Copy every entry word for word. Skip the pictures.

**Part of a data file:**
*-*-*

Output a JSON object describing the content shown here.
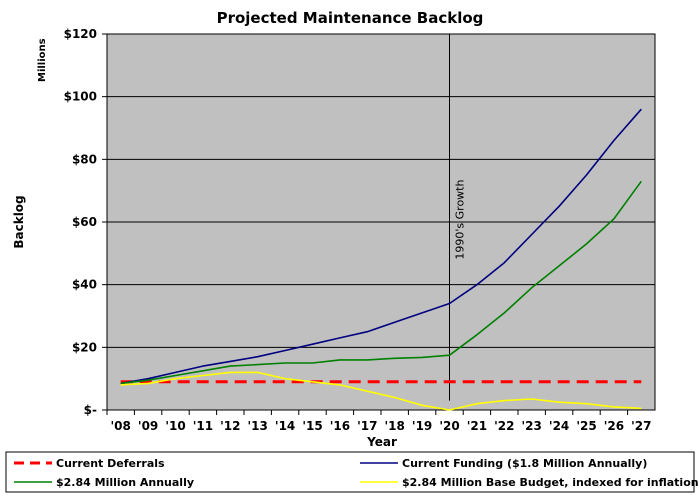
{
  "chart_data": {
    "type": "line",
    "title": "Projected Maintenance Backlog",
    "xlabel": "Year",
    "ylabel": "Backlog",
    "y_unit": "Millions",
    "ylim": [
      0,
      120
    ],
    "yticks": [
      {
        "value": 0,
        "label": "$-"
      },
      {
        "value": 20,
        "label": "$20"
      },
      {
        "value": 40,
        "label": "$40"
      },
      {
        "value": 60,
        "label": "$60"
      },
      {
        "value": 80,
        "label": "$80"
      },
      {
        "value": 100,
        "label": "$100"
      },
      {
        "value": 120,
        "label": "$120"
      }
    ],
    "categories": [
      "'08",
      "'09",
      "'10",
      "'11",
      "'12",
      "'13",
      "'14",
      "'15",
      "'16",
      "'17",
      "'18",
      "'19",
      "'20",
      "'21",
      "'22",
      "'23",
      "'24",
      "'25",
      "'26",
      "'27"
    ],
    "grid": "horizontal",
    "plot_background": "#c0c0c0",
    "annotation": {
      "text": "1990's Growth",
      "x": "'20"
    },
    "legend_position": "bottom",
    "series": [
      {
        "name": "Current Deferrals",
        "color": "#ff0000",
        "style": "dashed",
        "values": [
          9,
          9,
          9,
          9,
          9,
          9,
          9,
          9,
          9,
          9,
          9,
          9,
          9,
          9,
          9,
          9,
          9,
          9,
          9,
          9
        ]
      },
      {
        "name": "Current Funding ($1.8 Million Annually)",
        "color": "#000080",
        "style": "solid",
        "values": [
          8.5,
          10,
          12,
          14,
          15.5,
          17,
          19,
          21,
          23,
          25,
          28,
          31,
          34,
          40,
          47,
          56,
          65,
          75,
          86,
          96
        ]
      },
      {
        "name": "$2.84 Million Annually",
        "color": "#008000",
        "style": "solid",
        "values": [
          8.5,
          9.5,
          11,
          12.5,
          14,
          14.5,
          15,
          15,
          16,
          16,
          16.5,
          16.8,
          17.5,
          24,
          31,
          39,
          46,
          53,
          61,
          73
        ]
      },
      {
        "name": "$2.84 Million Base Budget, indexed for inflation",
        "color": "#ffff00",
        "style": "solid",
        "values": [
          8,
          8.5,
          10,
          11,
          12,
          12,
          10,
          9,
          8,
          6,
          4,
          1.5,
          0,
          2,
          3,
          3.5,
          2.5,
          2,
          1,
          0.5
        ]
      }
    ]
  }
}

*-*-*

**Expected output:**
Output a JSON object describing the content shown here.
{
  "chart_data": {
    "type": "line",
    "title": "Projected Maintenance Backlog",
    "xlabel": "Year",
    "ylabel": "Backlog",
    "y_unit": "Millions",
    "ylim": [
      0,
      120
    ],
    "yticks": [
      {
        "value": 0,
        "label": "$-"
      },
      {
        "value": 20,
        "label": "$20"
      },
      {
        "value": 40,
        "label": "$40"
      },
      {
        "value": 60,
        "label": "$60"
      },
      {
        "value": 80,
        "label": "$80"
      },
      {
        "value": 100,
        "label": "$100"
      },
      {
        "value": 120,
        "label": "$120"
      }
    ],
    "categories": [
      "'08",
      "'09",
      "'10",
      "'11",
      "'12",
      "'13",
      "'14",
      "'15",
      "'16",
      "'17",
      "'18",
      "'19",
      "'20",
      "'21",
      "'22",
      "'23",
      "'24",
      "'25",
      "'26",
      "'27"
    ],
    "grid": "horizontal",
    "plot_background": "#c0c0c0",
    "annotation": {
      "text": "1990's Growth",
      "x": "'20"
    },
    "legend_position": "bottom",
    "series": [
      {
        "name": "Current Deferrals",
        "color": "#ff0000",
        "style": "dashed",
        "values": [
          9,
          9,
          9,
          9,
          9,
          9,
          9,
          9,
          9,
          9,
          9,
          9,
          9,
          9,
          9,
          9,
          9,
          9,
          9,
          9
        ]
      },
      {
        "name": "Current Funding ($1.8 Million Annually)",
        "color": "#000080",
        "style": "solid",
        "values": [
          8.5,
          10,
          12,
          14,
          15.5,
          17,
          19,
          21,
          23,
          25,
          28,
          31,
          34,
          40,
          47,
          56,
          65,
          75,
          86,
          96
        ]
      },
      {
        "name": "$2.84 Million Annually",
        "color": "#008000",
        "style": "solid",
        "values": [
          8.5,
          9.5,
          11,
          12.5,
          14,
          14.5,
          15,
          15,
          16,
          16,
          16.5,
          16.8,
          17.5,
          24,
          31,
          39,
          46,
          53,
          61,
          73
        ]
      },
      {
        "name": "$2.84 Million Base Budget, indexed for inflation",
        "color": "#ffff00",
        "style": "solid",
        "values": [
          8,
          8.5,
          10,
          11,
          12,
          12,
          10,
          9,
          8,
          6,
          4,
          1.5,
          0,
          2,
          3,
          3.5,
          2.5,
          2,
          1,
          0.5
        ]
      }
    ]
  }
}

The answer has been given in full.